Records contained in a dataset
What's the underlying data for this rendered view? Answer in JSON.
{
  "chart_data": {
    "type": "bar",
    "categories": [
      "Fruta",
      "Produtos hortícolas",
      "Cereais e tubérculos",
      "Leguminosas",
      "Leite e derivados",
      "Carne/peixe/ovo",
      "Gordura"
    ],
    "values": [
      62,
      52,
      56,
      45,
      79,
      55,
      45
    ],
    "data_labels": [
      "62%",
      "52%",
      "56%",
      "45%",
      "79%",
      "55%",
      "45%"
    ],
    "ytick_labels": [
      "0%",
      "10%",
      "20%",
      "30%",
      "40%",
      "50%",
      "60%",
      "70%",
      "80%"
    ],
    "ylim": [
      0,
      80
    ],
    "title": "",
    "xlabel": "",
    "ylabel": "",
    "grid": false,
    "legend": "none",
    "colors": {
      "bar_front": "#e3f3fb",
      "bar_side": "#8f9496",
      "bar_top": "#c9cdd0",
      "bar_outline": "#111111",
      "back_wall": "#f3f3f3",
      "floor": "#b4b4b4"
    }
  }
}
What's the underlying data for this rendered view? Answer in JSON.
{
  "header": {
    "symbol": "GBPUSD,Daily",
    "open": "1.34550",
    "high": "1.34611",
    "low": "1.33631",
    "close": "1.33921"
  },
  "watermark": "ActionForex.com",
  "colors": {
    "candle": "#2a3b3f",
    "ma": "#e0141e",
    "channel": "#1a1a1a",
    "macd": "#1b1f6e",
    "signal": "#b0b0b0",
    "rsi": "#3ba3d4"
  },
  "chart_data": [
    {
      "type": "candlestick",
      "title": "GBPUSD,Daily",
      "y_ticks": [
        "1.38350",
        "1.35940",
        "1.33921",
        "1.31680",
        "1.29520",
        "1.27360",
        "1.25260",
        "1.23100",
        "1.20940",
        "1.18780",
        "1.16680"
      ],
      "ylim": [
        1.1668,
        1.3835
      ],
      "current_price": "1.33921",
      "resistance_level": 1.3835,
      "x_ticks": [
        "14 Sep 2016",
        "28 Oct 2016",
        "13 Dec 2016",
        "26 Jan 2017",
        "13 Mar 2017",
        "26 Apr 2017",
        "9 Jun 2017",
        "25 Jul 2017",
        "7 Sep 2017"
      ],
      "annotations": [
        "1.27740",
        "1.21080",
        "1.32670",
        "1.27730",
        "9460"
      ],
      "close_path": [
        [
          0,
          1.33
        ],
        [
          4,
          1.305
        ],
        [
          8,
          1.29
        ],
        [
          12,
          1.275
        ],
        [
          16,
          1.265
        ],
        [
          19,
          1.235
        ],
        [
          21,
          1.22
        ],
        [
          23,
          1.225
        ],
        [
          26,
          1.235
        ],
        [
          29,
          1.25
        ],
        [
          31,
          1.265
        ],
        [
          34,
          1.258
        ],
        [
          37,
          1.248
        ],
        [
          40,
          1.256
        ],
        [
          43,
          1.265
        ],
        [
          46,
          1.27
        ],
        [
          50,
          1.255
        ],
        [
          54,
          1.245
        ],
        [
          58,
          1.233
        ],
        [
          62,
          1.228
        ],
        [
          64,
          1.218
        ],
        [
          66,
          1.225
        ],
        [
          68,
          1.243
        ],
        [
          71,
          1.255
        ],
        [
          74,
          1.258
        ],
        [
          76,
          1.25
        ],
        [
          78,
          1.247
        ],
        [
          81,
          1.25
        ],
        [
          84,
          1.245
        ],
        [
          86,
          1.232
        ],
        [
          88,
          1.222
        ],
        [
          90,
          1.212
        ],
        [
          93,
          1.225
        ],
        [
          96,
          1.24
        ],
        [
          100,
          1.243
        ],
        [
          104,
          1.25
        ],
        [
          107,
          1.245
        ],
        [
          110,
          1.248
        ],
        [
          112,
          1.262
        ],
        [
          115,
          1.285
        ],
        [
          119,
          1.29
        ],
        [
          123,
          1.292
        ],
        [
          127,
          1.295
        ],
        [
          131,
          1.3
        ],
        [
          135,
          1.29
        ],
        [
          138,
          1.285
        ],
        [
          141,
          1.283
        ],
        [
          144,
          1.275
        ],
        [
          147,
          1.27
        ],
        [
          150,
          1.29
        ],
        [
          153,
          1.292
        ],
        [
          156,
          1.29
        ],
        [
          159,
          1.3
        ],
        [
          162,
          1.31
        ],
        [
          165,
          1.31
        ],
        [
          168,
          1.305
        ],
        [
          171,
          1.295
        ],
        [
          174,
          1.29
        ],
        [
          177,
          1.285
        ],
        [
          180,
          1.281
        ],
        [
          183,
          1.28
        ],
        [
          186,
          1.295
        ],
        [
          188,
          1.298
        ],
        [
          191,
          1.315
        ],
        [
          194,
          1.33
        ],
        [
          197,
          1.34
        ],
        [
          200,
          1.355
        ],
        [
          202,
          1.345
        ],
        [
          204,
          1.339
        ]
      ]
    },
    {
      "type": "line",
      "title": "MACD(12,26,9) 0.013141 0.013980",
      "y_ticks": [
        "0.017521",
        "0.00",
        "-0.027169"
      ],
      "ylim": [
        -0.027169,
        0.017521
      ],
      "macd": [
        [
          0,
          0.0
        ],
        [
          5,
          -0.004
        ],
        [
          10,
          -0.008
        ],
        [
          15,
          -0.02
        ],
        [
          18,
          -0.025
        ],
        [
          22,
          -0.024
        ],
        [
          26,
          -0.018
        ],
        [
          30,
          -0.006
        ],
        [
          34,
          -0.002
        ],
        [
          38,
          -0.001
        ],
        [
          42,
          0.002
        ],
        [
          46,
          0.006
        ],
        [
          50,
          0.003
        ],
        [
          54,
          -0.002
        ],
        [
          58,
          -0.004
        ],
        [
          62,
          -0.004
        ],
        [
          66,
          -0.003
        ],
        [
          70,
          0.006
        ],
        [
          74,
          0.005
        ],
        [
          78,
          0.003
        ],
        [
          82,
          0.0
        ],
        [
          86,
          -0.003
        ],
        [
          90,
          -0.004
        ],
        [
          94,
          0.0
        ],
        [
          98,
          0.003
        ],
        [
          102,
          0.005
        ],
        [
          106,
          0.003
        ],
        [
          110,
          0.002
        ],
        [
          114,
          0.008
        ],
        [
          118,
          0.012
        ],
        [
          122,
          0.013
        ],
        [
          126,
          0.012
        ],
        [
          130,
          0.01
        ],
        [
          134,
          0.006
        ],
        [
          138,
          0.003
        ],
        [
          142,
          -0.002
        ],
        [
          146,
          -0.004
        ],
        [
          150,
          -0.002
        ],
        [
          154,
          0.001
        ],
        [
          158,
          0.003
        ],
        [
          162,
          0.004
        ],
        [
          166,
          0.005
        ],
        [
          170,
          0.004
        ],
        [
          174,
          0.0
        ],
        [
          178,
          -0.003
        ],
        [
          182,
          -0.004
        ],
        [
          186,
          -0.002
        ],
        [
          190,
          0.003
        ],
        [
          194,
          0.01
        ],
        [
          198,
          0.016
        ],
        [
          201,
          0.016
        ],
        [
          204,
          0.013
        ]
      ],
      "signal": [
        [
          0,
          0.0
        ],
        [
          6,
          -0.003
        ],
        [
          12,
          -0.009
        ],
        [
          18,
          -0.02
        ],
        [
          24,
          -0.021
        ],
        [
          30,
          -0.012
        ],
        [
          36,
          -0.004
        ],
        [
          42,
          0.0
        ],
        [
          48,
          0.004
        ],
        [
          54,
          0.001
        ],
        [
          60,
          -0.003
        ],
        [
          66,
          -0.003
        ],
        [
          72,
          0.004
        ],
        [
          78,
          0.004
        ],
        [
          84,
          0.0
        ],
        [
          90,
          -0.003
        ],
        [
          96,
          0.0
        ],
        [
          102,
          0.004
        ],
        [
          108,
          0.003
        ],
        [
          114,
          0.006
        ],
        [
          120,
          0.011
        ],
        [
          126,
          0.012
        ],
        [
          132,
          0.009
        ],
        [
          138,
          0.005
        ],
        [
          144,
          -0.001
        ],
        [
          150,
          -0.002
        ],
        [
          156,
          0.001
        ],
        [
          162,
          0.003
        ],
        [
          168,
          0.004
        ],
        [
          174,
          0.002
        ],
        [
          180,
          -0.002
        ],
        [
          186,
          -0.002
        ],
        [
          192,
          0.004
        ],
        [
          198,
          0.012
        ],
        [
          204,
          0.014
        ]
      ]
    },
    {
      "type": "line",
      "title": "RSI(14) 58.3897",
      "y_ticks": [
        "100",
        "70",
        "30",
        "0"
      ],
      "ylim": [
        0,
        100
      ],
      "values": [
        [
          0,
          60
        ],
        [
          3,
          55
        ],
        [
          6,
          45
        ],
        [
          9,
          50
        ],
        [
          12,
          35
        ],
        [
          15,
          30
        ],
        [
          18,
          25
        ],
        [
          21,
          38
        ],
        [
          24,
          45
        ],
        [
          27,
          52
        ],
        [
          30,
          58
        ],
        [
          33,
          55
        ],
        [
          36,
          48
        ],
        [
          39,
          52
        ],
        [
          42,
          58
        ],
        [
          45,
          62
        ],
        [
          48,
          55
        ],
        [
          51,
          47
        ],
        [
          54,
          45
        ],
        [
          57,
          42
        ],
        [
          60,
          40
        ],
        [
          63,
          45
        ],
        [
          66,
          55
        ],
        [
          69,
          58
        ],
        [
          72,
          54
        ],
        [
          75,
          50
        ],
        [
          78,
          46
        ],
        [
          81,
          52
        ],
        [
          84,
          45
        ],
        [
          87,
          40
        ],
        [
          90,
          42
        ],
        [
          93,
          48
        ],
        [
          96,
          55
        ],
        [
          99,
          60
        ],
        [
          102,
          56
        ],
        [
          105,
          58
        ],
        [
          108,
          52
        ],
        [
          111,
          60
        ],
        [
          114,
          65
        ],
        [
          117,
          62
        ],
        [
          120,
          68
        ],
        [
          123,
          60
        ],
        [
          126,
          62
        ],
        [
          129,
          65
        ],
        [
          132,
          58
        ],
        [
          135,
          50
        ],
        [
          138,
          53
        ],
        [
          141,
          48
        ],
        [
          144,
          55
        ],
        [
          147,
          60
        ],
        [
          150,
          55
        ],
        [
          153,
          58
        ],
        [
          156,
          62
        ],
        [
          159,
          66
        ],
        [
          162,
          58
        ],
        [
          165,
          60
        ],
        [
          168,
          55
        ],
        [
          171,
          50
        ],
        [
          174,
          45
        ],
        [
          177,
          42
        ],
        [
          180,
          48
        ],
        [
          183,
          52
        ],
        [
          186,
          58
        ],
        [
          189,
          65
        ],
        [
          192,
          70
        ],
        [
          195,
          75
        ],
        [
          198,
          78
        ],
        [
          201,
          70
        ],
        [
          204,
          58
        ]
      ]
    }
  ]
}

Task prompt: In the records above, how many lines include "GBPUSD"? Give that number and nothing more.

Result of the exercise: 2